YOUR OBJECTIVE: Copy, from the entries below, each line where the word "secundum" can be found.

■ ■ ■

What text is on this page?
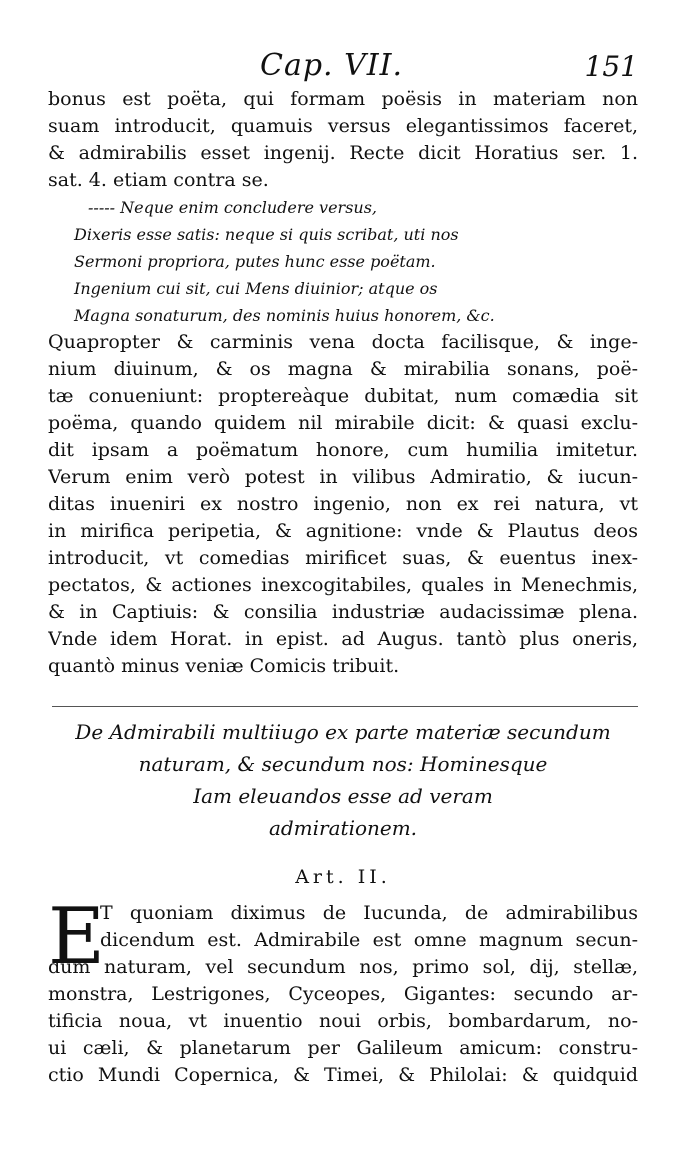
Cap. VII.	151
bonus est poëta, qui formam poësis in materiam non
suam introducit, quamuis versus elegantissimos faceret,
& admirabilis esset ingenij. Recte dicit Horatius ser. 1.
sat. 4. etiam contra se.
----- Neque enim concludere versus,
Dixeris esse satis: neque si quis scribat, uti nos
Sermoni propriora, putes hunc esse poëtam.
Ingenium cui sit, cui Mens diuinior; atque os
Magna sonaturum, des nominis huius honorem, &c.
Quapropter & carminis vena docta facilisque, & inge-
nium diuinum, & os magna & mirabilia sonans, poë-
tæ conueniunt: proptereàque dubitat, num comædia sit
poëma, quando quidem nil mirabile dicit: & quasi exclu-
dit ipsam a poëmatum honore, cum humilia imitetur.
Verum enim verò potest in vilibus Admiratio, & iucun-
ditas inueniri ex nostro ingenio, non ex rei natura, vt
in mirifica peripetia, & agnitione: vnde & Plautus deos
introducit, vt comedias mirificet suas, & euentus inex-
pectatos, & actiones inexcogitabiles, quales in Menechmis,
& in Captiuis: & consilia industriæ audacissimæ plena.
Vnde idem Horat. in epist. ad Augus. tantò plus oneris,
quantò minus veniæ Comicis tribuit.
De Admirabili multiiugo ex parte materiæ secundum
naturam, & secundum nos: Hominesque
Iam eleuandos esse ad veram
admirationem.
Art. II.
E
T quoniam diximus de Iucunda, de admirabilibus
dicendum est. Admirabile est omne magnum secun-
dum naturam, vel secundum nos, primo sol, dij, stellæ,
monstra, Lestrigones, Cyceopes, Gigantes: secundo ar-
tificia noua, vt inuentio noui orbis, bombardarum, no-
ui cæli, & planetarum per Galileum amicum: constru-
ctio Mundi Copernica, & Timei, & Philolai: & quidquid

■ ■ ■

PROBLEM SOLUTION:
De Admirabili multiiugo ex parte materiæ secundum
naturam, & secundum nos: Hominesque
dum naturam, vel secundum nos, primo sol, dij, stellæ,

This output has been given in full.